Start
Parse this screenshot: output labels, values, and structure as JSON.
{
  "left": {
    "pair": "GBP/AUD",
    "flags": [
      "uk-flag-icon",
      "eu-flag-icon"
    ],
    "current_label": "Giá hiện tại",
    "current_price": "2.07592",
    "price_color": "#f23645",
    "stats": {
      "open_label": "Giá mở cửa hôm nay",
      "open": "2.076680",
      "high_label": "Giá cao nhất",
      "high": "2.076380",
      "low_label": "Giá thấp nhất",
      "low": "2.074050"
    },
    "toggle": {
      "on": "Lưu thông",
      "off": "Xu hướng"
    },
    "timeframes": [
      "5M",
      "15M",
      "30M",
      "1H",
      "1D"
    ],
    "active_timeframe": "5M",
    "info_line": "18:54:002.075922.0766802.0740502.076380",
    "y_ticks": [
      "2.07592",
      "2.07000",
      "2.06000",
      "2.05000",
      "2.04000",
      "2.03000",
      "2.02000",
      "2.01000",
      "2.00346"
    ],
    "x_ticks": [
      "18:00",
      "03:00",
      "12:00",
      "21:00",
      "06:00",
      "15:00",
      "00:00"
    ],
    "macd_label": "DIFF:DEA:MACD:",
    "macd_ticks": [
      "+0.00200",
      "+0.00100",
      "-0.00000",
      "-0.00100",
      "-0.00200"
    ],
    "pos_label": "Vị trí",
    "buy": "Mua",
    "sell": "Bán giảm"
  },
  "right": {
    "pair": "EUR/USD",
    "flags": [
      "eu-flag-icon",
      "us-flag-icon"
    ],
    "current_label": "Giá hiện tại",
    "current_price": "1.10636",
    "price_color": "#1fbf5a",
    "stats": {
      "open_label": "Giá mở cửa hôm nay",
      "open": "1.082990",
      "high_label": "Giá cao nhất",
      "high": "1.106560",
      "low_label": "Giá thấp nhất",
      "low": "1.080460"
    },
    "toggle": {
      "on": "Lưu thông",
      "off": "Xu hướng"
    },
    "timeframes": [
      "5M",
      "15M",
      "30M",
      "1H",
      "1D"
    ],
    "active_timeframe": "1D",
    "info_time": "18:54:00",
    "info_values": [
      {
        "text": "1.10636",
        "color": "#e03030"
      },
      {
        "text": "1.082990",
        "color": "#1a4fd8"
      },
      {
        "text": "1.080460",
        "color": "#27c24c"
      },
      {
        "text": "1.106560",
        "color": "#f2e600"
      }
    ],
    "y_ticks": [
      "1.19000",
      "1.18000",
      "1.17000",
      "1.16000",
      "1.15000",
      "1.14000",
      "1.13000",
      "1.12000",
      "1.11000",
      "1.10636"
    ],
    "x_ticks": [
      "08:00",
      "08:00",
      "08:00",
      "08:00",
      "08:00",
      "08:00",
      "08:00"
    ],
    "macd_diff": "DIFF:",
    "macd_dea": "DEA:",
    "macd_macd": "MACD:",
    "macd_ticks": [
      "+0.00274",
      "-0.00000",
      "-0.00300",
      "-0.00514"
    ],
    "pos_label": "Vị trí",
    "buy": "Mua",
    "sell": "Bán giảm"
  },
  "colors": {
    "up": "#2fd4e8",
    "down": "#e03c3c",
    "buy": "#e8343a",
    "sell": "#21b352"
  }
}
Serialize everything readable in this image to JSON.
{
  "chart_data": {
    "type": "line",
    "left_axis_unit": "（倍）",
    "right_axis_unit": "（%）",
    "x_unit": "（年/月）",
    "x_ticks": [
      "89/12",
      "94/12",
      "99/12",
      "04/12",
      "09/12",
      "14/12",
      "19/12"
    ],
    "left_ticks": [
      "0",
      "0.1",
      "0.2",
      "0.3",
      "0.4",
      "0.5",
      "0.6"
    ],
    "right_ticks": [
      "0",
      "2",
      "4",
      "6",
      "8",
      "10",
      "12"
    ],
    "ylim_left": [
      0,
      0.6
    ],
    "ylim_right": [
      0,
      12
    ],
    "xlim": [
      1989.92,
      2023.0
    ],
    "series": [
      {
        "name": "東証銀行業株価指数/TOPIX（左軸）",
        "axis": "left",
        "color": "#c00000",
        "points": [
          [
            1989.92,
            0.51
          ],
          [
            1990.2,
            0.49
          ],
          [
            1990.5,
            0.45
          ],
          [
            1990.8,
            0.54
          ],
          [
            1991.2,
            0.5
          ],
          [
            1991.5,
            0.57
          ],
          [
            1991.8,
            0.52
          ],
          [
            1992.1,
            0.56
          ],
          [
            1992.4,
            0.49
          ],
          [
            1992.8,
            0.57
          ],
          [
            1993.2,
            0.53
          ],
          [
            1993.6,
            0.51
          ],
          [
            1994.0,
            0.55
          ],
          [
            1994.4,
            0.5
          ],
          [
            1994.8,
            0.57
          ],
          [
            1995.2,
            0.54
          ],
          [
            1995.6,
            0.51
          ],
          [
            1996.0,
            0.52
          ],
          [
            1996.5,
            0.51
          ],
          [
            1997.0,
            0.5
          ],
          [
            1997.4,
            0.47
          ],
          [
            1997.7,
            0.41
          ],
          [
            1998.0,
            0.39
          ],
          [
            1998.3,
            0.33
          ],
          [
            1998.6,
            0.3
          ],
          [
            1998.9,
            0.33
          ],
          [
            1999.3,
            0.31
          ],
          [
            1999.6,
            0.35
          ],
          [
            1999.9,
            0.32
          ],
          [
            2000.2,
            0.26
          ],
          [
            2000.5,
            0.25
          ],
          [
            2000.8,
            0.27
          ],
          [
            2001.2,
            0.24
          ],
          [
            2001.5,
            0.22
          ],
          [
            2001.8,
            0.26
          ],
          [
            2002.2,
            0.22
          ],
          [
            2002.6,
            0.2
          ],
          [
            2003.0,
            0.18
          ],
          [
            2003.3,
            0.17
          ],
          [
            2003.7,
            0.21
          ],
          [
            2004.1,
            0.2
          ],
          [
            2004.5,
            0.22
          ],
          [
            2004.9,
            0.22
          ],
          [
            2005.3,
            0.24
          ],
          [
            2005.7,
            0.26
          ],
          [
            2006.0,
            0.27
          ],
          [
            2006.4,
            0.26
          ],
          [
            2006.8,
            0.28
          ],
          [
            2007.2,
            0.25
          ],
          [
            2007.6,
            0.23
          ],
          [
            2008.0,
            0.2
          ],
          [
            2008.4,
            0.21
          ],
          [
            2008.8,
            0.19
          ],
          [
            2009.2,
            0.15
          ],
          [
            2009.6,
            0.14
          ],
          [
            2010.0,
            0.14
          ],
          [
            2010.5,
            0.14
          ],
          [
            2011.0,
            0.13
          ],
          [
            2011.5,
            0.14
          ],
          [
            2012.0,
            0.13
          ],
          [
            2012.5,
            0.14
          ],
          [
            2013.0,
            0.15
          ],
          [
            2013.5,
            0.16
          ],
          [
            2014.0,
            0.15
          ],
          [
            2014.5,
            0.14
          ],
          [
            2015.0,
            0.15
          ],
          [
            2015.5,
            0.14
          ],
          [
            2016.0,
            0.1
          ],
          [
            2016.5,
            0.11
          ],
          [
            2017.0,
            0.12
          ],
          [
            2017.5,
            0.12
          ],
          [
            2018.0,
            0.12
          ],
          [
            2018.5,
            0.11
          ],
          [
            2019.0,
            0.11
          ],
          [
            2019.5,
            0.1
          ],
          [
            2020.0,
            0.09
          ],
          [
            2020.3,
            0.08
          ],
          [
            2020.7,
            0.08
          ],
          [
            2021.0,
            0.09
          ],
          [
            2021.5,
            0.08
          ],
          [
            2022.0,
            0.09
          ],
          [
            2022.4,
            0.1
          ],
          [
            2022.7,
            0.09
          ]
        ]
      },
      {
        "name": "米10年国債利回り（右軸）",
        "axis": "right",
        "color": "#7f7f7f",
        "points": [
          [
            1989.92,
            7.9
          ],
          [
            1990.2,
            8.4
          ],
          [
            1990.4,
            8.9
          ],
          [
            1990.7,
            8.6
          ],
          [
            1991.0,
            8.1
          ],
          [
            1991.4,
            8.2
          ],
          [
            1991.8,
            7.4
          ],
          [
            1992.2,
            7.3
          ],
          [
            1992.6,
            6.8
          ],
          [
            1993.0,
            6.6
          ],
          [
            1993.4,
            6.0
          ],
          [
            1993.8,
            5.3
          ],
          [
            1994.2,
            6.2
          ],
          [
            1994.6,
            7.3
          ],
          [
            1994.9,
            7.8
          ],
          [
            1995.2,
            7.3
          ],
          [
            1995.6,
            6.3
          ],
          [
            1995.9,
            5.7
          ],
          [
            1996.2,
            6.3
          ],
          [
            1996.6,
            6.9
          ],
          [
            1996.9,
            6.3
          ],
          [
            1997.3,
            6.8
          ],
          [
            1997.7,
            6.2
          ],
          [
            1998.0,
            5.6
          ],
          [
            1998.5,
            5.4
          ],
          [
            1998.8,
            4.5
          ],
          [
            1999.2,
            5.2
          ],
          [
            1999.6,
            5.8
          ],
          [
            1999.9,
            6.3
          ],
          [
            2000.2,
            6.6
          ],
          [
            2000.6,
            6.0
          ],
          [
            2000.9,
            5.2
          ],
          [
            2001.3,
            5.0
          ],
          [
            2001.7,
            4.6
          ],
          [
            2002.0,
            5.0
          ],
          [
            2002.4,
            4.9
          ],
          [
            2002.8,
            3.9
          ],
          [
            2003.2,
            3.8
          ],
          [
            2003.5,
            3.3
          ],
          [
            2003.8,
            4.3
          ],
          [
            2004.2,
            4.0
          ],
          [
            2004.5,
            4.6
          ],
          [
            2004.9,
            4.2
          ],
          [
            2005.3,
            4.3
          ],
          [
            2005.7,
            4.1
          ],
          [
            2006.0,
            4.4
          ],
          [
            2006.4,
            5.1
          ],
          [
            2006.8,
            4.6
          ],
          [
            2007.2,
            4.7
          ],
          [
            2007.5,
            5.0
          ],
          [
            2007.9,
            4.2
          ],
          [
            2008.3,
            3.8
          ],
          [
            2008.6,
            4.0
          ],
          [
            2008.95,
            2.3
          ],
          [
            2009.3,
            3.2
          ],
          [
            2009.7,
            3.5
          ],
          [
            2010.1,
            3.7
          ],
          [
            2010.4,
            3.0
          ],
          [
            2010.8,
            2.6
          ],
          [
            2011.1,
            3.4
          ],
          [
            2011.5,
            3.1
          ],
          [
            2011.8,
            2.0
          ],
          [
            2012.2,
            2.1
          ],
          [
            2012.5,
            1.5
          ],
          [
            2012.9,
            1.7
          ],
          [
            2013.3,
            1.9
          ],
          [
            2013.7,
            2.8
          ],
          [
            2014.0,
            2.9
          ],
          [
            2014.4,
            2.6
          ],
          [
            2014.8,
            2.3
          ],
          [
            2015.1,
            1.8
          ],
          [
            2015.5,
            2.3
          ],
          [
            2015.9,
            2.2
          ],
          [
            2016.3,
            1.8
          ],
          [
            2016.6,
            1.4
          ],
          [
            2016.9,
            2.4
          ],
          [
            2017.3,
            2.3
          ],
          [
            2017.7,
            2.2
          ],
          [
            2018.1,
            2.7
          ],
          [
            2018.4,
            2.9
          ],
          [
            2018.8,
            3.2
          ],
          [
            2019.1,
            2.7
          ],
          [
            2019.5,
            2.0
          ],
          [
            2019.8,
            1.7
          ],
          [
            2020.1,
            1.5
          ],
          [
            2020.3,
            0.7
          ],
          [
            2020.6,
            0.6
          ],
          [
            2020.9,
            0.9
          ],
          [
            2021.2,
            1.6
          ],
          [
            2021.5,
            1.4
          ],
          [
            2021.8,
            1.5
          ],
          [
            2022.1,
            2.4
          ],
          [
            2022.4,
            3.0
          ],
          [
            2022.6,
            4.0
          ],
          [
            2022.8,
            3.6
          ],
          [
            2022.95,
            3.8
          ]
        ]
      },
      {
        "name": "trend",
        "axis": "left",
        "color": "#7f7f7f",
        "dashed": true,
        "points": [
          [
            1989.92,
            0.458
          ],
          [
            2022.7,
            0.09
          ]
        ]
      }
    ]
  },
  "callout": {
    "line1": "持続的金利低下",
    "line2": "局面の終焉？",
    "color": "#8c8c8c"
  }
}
End
What you should do. Go through the records and pull out each line that includes the word "JSON".

Result below.
Parse this screenshot: output labels, values, and structure as JSON.
Serialize everything readable in this image to JSON.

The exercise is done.